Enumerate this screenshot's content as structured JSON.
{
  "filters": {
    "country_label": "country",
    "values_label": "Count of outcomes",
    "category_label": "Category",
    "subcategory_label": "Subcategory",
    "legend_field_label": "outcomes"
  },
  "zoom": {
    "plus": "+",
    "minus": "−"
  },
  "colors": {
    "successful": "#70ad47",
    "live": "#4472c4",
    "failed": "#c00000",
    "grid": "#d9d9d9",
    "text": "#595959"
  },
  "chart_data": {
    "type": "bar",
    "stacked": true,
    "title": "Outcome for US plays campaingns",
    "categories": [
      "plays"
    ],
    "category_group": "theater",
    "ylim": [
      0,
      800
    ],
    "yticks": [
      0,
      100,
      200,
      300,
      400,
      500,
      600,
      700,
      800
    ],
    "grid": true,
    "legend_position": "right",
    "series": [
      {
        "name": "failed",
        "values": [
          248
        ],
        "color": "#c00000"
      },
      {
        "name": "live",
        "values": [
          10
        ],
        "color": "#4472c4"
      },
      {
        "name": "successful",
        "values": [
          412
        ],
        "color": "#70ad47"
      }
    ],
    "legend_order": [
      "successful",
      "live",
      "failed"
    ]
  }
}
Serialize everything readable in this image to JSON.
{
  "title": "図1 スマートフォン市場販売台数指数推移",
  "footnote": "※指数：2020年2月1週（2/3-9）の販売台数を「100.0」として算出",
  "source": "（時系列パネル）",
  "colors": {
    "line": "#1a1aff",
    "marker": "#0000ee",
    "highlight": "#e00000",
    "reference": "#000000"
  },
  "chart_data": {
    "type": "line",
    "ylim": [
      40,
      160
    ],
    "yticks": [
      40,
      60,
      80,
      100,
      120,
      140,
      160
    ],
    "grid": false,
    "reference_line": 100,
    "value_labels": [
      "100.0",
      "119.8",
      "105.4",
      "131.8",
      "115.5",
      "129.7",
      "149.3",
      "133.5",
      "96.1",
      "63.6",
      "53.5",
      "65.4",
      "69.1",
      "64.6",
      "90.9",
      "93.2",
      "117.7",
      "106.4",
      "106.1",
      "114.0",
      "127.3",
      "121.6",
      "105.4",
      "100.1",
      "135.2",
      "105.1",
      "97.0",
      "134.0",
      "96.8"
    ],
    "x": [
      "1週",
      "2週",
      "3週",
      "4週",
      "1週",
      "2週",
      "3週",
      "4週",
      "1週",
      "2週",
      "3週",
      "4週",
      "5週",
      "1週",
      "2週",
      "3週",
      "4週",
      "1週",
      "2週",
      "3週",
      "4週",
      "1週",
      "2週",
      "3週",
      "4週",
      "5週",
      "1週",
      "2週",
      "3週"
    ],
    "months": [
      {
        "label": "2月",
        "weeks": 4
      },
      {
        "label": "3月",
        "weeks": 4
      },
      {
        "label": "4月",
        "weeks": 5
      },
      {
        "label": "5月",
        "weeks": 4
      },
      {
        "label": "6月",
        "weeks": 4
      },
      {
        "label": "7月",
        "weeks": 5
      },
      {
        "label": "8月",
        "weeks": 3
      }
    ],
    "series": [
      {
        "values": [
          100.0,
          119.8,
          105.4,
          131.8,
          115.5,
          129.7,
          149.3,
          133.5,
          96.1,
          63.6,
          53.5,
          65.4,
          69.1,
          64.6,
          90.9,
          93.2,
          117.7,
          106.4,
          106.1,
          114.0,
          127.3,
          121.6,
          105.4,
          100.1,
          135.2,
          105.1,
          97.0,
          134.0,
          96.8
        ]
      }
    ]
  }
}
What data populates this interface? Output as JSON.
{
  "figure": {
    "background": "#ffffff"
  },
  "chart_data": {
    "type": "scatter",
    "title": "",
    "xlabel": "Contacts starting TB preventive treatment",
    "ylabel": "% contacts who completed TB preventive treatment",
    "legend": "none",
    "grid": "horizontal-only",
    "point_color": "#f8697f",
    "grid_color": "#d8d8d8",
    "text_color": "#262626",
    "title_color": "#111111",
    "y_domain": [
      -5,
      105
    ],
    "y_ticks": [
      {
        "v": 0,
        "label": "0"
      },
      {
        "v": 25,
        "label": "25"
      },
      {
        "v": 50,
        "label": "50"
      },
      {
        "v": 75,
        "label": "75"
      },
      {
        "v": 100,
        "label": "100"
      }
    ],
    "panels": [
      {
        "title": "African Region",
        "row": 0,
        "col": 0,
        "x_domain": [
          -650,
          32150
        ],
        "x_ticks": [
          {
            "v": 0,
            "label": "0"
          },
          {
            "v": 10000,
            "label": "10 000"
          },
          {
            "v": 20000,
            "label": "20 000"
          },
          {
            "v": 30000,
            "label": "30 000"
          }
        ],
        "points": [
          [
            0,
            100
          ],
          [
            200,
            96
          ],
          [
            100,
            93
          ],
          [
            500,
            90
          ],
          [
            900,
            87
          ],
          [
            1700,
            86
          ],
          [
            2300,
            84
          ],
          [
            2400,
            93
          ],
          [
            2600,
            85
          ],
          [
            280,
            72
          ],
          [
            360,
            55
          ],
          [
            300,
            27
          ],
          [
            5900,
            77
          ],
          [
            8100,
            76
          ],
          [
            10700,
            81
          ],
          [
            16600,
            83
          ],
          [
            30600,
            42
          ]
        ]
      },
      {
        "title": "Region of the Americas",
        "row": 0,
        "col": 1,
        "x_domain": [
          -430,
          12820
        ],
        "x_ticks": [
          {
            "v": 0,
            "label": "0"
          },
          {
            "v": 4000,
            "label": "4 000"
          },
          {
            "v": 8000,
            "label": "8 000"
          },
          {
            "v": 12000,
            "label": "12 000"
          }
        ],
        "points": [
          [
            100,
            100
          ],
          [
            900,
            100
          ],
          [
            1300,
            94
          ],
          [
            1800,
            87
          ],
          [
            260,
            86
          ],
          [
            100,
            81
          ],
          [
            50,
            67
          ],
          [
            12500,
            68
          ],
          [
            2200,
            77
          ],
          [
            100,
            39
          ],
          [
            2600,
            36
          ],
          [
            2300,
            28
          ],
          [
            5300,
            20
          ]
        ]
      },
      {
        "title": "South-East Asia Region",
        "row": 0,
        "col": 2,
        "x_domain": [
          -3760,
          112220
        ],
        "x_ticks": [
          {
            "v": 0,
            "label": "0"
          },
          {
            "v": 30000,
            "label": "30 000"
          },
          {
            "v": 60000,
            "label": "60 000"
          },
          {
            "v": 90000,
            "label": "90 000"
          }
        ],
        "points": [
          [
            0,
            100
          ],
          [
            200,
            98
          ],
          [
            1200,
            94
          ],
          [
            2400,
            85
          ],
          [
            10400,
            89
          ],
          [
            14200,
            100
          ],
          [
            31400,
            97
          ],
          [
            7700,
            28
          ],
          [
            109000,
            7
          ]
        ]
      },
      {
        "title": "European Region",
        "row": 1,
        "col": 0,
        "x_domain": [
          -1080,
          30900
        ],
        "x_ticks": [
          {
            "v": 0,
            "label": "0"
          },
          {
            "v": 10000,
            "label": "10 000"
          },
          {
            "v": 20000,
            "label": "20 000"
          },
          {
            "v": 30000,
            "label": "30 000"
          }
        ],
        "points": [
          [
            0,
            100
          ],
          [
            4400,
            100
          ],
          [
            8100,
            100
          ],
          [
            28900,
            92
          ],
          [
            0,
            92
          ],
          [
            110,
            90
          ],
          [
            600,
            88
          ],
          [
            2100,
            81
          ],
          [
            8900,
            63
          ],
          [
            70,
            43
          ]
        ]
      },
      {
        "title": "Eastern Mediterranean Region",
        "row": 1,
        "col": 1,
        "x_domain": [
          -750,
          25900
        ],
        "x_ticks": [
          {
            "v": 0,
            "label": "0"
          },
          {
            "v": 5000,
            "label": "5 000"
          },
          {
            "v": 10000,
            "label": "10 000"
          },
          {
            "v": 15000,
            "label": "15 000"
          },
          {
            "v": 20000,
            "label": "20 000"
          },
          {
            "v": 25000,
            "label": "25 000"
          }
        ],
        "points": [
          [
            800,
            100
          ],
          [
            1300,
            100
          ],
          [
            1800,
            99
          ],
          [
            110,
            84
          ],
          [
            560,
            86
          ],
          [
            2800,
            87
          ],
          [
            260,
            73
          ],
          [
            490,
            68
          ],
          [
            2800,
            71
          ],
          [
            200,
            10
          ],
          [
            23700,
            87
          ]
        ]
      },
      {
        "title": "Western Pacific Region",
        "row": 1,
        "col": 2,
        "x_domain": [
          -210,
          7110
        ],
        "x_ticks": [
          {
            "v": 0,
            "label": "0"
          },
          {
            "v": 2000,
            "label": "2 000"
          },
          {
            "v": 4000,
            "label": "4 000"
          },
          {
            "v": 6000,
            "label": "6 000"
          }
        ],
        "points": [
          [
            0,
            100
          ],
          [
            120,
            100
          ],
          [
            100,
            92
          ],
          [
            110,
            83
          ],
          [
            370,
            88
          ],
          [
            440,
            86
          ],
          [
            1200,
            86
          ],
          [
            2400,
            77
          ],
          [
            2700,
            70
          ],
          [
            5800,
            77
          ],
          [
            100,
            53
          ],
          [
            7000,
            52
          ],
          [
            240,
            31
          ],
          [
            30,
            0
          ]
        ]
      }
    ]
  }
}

__Instructions for the task__
Your answer should be a single number: how many lines of the material contain the word "preventive".

__Expected answer__
2